■ Required work ■
Find how many lines of the listing below include the word "colors", then report the number by itself.

■ The records ■
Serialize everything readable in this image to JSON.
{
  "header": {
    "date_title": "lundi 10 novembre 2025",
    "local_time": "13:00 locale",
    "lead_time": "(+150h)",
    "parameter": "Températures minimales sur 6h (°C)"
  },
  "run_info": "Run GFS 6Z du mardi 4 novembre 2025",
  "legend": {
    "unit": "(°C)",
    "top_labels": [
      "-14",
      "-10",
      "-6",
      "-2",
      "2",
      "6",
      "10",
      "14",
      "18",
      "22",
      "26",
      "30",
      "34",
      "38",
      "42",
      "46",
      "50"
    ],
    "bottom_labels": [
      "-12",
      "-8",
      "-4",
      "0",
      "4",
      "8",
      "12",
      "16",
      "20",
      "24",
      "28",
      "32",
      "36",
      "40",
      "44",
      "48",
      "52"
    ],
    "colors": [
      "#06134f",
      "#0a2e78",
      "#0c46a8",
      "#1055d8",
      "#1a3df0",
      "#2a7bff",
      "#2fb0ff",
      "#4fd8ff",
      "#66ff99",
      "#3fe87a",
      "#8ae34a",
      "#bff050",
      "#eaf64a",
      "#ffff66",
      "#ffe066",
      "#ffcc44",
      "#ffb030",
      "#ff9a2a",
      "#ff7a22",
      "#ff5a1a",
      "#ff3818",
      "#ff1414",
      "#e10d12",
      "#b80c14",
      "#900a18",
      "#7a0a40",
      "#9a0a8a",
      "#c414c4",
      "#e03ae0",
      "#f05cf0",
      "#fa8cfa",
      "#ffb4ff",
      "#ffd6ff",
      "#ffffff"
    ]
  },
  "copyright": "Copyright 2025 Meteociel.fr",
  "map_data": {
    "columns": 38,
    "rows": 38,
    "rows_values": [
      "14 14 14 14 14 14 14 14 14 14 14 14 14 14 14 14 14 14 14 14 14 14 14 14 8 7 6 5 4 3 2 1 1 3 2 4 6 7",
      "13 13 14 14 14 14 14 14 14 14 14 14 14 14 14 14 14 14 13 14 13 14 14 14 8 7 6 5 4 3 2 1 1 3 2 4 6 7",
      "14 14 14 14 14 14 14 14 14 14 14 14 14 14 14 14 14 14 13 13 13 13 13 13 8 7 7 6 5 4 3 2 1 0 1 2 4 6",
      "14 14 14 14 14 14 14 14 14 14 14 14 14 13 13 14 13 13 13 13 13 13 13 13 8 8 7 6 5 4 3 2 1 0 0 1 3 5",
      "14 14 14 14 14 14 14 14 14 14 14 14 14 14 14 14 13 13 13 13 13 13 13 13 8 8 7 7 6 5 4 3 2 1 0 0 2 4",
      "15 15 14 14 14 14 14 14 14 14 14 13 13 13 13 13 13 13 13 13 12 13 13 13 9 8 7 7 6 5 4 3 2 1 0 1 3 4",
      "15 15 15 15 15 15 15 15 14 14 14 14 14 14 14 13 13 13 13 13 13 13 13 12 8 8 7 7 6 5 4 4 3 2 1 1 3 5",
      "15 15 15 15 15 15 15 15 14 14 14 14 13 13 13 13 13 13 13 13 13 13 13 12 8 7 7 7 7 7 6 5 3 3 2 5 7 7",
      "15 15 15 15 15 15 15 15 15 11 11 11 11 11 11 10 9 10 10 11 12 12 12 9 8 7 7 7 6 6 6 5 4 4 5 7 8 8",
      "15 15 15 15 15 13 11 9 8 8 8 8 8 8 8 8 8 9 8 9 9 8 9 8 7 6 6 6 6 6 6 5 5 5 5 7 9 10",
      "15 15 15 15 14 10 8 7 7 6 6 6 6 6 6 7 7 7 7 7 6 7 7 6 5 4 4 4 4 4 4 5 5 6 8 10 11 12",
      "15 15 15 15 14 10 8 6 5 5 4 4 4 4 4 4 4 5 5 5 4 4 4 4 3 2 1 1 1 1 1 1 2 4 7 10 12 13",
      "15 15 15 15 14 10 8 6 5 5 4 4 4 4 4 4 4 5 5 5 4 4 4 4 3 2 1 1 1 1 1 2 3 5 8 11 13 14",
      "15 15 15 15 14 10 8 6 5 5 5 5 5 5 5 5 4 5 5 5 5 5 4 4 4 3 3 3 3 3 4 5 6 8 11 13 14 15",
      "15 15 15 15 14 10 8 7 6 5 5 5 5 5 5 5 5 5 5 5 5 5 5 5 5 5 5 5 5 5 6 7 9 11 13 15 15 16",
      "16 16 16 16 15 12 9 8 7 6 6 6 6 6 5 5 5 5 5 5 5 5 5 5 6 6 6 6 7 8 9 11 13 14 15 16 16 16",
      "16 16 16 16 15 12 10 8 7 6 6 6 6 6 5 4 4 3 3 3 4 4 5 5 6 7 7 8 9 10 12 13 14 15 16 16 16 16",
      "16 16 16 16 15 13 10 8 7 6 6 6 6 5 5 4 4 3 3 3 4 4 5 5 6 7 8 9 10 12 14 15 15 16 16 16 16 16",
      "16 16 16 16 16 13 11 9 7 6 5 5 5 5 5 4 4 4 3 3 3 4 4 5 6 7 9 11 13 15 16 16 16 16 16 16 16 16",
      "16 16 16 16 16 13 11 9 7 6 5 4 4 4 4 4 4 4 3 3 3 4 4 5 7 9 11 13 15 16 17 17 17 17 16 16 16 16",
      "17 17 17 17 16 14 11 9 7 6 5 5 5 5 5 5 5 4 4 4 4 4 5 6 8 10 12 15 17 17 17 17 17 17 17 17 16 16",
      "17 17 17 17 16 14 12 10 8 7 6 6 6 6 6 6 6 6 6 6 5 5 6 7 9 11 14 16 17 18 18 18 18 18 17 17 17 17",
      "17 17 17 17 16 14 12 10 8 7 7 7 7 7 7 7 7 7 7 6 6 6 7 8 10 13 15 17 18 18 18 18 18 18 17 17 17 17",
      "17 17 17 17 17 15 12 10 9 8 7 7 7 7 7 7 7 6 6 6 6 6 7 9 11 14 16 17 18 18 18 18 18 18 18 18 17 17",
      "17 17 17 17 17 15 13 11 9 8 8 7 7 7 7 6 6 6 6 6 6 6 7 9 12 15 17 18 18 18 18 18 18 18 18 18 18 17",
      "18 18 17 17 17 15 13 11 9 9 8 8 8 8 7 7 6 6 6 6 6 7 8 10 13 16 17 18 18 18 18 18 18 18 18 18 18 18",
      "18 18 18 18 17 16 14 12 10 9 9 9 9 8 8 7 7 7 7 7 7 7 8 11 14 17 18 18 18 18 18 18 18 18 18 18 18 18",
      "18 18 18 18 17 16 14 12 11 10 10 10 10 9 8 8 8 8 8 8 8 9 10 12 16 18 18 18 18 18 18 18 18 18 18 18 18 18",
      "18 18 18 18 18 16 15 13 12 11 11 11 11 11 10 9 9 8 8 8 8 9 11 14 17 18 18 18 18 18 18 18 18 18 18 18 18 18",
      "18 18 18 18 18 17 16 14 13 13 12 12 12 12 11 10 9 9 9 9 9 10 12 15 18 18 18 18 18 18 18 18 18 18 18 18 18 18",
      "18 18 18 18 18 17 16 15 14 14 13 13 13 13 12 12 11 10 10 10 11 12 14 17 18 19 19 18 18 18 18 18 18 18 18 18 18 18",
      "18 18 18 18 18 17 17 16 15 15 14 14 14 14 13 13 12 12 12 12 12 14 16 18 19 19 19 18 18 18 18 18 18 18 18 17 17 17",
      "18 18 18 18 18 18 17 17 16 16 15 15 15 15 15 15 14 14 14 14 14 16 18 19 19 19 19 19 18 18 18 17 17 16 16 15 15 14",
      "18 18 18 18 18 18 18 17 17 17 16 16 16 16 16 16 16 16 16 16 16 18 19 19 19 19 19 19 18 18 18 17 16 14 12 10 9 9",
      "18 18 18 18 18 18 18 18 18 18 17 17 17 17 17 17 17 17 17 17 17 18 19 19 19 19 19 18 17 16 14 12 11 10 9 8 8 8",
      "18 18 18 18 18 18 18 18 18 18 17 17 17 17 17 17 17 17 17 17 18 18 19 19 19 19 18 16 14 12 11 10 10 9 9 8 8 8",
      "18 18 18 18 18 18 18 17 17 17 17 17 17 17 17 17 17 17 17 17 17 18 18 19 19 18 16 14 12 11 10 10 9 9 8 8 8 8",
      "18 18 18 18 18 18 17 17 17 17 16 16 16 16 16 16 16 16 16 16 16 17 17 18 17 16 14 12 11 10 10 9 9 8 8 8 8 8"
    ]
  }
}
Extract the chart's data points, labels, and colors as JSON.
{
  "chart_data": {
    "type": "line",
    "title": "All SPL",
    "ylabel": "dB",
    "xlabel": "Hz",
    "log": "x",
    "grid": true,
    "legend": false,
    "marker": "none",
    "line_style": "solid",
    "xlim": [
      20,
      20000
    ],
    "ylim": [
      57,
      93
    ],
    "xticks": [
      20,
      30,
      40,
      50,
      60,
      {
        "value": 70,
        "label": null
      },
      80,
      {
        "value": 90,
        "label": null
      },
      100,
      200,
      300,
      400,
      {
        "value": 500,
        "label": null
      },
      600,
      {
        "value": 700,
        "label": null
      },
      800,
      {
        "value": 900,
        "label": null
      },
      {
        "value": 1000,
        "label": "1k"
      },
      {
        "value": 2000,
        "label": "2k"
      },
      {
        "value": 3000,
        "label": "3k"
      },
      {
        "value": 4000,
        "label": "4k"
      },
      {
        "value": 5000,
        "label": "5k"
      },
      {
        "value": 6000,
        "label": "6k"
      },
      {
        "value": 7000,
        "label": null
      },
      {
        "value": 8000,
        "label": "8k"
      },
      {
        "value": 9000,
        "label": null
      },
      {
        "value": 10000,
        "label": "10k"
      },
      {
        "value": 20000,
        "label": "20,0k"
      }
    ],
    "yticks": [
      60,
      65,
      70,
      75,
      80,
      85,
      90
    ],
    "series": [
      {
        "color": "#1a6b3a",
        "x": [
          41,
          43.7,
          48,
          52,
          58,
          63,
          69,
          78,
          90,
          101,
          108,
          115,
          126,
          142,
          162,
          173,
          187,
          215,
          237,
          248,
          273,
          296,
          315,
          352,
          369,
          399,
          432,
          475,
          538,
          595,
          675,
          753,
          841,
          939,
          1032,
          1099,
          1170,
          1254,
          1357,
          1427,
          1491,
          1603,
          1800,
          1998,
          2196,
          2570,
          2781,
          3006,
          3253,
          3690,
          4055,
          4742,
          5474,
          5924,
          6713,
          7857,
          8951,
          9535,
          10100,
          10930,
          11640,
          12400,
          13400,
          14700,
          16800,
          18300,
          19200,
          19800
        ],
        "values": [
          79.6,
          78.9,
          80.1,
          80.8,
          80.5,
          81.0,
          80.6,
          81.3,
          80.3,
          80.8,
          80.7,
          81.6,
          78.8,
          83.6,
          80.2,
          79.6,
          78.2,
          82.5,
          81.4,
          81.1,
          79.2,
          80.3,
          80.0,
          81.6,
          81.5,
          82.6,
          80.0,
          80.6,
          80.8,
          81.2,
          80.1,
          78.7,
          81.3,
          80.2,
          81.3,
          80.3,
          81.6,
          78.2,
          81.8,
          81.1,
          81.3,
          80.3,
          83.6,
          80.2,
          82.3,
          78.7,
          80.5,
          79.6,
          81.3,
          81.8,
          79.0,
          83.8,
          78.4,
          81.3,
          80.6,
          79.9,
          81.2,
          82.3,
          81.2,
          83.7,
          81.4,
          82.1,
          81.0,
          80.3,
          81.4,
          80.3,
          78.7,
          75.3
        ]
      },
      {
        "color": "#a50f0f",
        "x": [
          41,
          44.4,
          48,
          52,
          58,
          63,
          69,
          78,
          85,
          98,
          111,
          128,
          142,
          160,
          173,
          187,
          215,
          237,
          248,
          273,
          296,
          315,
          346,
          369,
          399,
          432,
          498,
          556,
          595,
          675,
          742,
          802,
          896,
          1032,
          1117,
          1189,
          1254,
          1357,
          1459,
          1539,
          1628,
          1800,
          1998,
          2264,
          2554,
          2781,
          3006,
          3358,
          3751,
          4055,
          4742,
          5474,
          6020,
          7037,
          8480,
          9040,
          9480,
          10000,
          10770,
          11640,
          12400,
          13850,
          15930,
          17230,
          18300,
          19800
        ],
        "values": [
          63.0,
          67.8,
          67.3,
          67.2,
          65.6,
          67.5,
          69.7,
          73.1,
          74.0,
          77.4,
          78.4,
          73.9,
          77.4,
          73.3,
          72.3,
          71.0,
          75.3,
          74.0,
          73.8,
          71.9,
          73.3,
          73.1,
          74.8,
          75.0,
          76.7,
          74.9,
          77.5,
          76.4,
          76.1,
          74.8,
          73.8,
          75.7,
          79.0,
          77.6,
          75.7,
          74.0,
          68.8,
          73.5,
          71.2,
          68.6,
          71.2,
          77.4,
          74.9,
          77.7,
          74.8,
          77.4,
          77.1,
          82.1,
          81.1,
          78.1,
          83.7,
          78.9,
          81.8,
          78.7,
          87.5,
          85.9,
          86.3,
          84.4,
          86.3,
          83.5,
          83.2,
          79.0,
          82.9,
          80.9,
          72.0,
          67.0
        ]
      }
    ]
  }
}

■ Response below ■
2